=== Exercise text ===
================
Figure 2.

Therapeutic modulation of miR expression and miR carriers. Tumor suppressive miRs can be replenished by miR mimics (a), thereby suppressing translation of mRNAs encoding for oncogenes. On the other hand, oncogenic miRs can be inhibited by ASOs (b), miR-sponges (c), artificial ribonucleases (d), small molecules (e), or the CRISPR/Cas9 system (f). Small molecules have been shown to either suppress oncomiRs or globally enhance miR expression. To increase oligonucleotide stability, chemical modifications can be inserted. Several delivery systems have been established to further increase the stability of the miR therapeutic agent and improve tumor cell targeting, e.g., cationic dendrimers (g), lipoplexes (h), nanoparticles with tumor-specific ligands (i), inorganic nanoparticles (j), micelles (k), polymer nanoparticles (l), and exosomes/microvesicles (m). See text for more details. AGO, argonaute protein; ASOs, antisense-oligonucleotides; AuNPs, gold nanoparticles; DOPC, 1,2 dioleoyl-sn glycerol-3 phosphatidylcholine-lipid nanoparticles; EDVs, EnGeneIC Delivery Vehicle; LNA, locked nucleic acid; NLE, neutral lipid emulsions; PAMAM, poly(amidoamine); PEI, poly(ethyleneimine); pHLIP, pH low insertion peptide; PLGA, Poly(lactide-co-glycolide); Pol II, RNA-polymerase II; PPI, poly(propylenimine); RISC, RNA-induced silencing complex.
================
=== What needs to be done ===
Please answer from the figure caption: what can replenish tumor suppressive miRs?
================
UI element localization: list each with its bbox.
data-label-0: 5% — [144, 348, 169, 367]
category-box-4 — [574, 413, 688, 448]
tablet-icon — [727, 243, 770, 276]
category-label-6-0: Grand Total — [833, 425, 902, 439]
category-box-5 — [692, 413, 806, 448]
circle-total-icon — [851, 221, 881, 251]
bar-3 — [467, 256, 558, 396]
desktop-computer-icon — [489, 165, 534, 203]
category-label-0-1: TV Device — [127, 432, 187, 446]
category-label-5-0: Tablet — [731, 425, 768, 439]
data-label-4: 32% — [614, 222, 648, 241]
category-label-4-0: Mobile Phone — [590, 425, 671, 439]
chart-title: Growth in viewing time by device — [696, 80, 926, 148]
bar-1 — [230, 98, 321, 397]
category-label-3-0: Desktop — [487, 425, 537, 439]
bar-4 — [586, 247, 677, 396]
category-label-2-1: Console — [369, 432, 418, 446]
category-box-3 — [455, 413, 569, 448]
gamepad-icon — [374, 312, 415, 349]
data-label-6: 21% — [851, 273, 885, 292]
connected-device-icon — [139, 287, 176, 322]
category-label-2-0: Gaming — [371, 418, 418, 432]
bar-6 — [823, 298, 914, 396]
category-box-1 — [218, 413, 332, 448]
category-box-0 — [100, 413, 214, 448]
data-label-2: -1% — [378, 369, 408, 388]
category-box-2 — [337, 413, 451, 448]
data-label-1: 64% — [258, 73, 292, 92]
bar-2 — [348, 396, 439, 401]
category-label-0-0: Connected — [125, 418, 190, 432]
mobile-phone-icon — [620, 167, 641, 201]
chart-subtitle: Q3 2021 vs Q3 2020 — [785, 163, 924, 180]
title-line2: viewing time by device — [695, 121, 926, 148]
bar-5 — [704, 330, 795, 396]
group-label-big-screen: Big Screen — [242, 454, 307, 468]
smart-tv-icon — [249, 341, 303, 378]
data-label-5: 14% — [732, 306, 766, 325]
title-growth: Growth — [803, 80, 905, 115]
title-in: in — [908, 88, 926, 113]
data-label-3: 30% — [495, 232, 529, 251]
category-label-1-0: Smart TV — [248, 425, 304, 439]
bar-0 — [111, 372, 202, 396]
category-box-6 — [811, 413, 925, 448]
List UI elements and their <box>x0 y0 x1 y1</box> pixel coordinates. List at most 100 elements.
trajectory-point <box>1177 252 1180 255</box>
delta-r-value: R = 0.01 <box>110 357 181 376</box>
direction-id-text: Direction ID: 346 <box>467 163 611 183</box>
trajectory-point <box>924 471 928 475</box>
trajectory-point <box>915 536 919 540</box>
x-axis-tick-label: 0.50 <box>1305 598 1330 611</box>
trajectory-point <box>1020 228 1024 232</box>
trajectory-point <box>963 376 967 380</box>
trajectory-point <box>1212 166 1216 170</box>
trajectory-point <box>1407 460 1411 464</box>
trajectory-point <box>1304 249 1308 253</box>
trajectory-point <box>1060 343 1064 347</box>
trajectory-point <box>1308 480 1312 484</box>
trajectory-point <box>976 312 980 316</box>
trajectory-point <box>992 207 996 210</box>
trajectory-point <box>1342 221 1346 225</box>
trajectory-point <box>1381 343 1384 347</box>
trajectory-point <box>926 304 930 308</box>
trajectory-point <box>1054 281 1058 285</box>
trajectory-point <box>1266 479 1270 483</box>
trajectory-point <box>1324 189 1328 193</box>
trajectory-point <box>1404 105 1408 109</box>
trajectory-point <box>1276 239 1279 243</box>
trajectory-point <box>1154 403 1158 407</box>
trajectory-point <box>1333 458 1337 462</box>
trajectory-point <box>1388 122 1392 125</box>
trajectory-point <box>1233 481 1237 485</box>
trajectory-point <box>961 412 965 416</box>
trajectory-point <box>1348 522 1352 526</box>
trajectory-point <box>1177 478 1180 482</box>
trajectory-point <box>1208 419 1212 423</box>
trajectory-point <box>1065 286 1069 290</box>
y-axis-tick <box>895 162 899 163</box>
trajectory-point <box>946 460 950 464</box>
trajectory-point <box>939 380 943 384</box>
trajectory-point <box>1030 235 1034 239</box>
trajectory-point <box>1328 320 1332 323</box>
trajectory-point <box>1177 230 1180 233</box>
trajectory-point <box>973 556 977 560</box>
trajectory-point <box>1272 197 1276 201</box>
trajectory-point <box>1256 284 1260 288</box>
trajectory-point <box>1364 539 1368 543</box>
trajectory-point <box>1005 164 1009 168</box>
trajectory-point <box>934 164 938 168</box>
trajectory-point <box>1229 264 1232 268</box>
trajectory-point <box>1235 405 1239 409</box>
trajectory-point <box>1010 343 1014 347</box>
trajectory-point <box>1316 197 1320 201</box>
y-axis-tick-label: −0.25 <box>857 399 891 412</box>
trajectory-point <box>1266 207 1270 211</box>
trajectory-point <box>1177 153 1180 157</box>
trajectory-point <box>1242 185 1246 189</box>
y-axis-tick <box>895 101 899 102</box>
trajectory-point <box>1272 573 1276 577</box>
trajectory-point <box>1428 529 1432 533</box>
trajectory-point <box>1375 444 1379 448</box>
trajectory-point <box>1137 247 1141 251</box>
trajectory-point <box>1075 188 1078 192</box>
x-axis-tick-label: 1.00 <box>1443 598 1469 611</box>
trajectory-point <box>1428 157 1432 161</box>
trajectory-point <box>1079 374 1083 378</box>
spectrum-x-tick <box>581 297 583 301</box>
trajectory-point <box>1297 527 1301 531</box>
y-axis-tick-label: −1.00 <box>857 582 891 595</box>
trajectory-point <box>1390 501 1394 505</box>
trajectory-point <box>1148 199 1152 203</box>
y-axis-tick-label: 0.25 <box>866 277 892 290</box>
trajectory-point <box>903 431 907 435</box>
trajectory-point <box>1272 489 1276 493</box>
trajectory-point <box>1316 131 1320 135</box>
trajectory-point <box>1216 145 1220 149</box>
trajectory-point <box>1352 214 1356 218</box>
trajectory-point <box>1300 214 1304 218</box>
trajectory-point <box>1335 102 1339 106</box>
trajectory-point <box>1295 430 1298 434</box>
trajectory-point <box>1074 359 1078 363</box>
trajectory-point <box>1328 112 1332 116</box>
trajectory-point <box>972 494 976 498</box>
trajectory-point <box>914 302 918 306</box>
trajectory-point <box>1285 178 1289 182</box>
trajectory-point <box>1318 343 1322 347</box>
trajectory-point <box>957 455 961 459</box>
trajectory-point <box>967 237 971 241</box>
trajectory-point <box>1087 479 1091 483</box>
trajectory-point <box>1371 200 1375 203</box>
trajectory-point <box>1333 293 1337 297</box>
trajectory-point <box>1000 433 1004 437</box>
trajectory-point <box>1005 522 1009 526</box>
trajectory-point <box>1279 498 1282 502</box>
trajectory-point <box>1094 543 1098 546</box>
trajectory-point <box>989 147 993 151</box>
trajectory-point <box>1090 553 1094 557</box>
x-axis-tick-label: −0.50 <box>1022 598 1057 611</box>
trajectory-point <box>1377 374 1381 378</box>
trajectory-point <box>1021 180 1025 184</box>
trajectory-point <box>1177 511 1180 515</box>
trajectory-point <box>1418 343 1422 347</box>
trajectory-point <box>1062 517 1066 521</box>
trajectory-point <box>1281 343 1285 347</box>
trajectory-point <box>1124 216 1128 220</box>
================
=== Task result ===
miR mimics